TO BE DONE:
Repeat every line below exactly, word for word.

DATASET EXTRACT:
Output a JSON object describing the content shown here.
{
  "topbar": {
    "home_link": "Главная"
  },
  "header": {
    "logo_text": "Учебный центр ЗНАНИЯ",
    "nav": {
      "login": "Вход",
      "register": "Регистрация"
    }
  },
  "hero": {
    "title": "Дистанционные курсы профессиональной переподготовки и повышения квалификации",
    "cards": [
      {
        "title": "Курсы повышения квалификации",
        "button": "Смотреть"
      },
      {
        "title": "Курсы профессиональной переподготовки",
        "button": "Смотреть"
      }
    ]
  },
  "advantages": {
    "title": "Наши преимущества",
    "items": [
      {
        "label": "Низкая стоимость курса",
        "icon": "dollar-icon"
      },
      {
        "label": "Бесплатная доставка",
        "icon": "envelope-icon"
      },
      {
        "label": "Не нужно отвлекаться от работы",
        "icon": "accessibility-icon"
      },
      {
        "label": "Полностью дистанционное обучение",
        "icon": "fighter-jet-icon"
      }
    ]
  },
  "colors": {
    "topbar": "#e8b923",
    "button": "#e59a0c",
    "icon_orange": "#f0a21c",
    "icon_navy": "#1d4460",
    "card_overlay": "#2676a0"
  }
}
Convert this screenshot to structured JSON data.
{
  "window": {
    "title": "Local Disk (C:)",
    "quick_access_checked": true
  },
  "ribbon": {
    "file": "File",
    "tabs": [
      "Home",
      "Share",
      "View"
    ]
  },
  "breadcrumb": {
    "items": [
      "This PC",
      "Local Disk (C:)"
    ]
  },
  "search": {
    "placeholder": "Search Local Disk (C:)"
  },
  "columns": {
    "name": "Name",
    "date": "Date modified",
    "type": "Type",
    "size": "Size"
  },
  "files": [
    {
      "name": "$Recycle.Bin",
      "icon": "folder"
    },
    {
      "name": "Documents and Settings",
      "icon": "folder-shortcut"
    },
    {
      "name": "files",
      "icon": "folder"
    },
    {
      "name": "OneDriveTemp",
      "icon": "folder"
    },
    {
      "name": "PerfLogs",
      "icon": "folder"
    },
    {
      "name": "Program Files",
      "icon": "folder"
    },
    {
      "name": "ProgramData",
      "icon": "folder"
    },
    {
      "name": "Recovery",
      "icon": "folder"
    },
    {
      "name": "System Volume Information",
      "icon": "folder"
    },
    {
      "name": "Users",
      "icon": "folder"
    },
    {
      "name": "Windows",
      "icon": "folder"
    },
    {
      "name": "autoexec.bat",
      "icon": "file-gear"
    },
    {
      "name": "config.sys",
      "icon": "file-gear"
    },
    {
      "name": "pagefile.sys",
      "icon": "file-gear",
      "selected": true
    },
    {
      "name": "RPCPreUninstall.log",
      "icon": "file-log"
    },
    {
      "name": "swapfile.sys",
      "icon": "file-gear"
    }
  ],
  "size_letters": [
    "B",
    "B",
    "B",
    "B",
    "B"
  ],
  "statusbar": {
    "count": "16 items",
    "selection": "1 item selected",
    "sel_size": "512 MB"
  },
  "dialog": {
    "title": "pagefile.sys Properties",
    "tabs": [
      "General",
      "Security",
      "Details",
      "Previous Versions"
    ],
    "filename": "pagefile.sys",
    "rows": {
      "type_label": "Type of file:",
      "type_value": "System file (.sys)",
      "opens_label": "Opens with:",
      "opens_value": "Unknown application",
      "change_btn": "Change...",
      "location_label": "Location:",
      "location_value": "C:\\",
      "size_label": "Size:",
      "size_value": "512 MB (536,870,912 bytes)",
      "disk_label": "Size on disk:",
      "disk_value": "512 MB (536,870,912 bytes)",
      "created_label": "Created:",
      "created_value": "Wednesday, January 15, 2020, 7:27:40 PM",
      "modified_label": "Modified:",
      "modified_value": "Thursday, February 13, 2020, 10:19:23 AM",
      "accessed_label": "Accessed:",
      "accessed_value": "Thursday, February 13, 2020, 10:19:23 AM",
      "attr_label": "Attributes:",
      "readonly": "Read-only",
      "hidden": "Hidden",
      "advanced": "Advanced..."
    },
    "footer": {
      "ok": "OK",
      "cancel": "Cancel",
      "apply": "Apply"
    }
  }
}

WORKED SOLUTION:
Output a JSON object describing the content shown here.
{
  "topbar": {
    "home_link": "Главная"
  },
  "header": {
    "logo_text": "Учебный центр ЗНАНИЯ",
    "nav": {
      "login": "Вход",
      "register": "Регистрация"
    }
  },
  "hero": {
    "title": "Дистанционные курсы профессиональной переподготовки и повышения квалификации",
    "cards": [
      {
        "title": "Курсы повышения квалификации",
        "button": "Смотреть"
      },
      {
        "title": "Курсы профессиональной переподготовки",
        "button": "Смотреть"
      }
    ]
  },
  "advantages": {
    "title": "Наши преимущества",
    "items": [
      {
        "label": "Низкая стоимость курса",
        "icon": "dollar-icon"
      },
      {
        "label": "Бесплатная доставка",
        "icon": "envelope-icon"
      },
      {
        "label": "Не нужно отвлекаться от работы",
        "icon": "accessibility-icon"
      },
      {
        "label": "Полностью дистанционное обучение",
        "icon": "fighter-jet-icon"
      }
    ]
  },
  "colors": {
    "topbar": "#e8b923",
    "button": "#e59a0c",
    "icon_orange": "#f0a21c",
    "icon_navy": "#1d4460",
    "card_overlay": "#2676a0"
  }
}
Convert this screenshot to structured JSON data.
{
  "window": {
    "title": "Local Disk (C:)",
    "quick_access_checked": true
  },
  "ribbon": {
    "file": "File",
    "tabs": [
      "Home",
      "Share",
      "View"
    ]
  },
  "breadcrumb": {
    "items": [
      "This PC",
      "Local Disk (C:)"
    ]
  },
  "search": {
    "placeholder": "Search Local Disk (C:)"
  },
  "columns": {
    "name": "Name",
    "date": "Date modified",
    "type": "Type",
    "size": "Size"
  },
  "files": [
    {
      "name": "$Recycle.Bin",
      "icon": "folder"
    },
    {
      "name": "Documents and Settings",
      "icon": "folder-shortcut"
    },
    {
      "name": "files",
      "icon": "folder"
    },
    {
      "name": "OneDriveTemp",
      "icon": "folder"
    },
    {
      "name": "PerfLogs",
      "icon": "folder"
    },
    {
      "name": "Program Files",
      "icon": "folder"
    },
    {
      "name": "ProgramData",
      "icon": "folder"
    },
    {
      "name": "Recovery",
      "icon": "folder"
    },
    {
      "name": "System Volume Information",
      "icon": "folder"
    },
    {
      "name": "Users",
      "icon": "folder"
    },
    {
      "name": "Windows",
      "icon": "folder"
    },
    {
      "name": "autoexec.bat",
      "icon": "file-gear"
    },
    {
      "name": "config.sys",
      "icon": "file-gear"
    },
    {
      "name": "pagefile.sys",
      "icon": "file-gear",
      "selected": true
    },
    {
      "name": "RPCPreUninstall.log",
      "icon": "file-log"
    },
    {
      "name": "swapfile.sys",
      "icon": "file-gear"
    }
  ],
  "size_letters": [
    "B",
    "B",
    "B",
    "B",
    "B"
  ],
  "statusbar": {
    "count": "16 items",
    "selection": "1 item selected",
    "sel_size": "512 MB"
  },
  "dialog": {
    "title": "pagefile.sys Properties",
    "tabs": [
      "General",
      "Security",
      "Details",
      "Previous Versions"
    ],
    "filename": "pagefile.sys",
    "rows": {
      "type_label": "Type of file:",
      "type_value": "System file (.sys)",
      "opens_label": "Opens with:",
      "opens_value": "Unknown application",
      "change_btn": "Change...",
      "location_label": "Location:",
      "location_value": "C:\\",
      "size_label": "Size:",
      "size_value": "512 MB (536,870,912 bytes)",
      "disk_label": "Size on disk:",
      "disk_value": "512 MB (536,870,912 bytes)",
      "created_label": "Created:",
      "created_value": "Wednesday, January 15, 2020, 7:27:40 PM",
      "modified_label": "Modified:",
      "modified_value": "Thursday, February 13, 2020, 10:19:23 AM",
      "accessed_label": "Accessed:",
      "accessed_value": "Thursday, February 13, 2020, 10:19:23 AM",
      "attr_label": "Attributes:",
      "readonly": "Read-only",
      "hidden": "Hidden",
      "advanced": "Advanced..."
    },
    "footer": {
      "ok": "OK",
      "cancel": "Cancel",
      "apply": "Apply"
    }
  }
}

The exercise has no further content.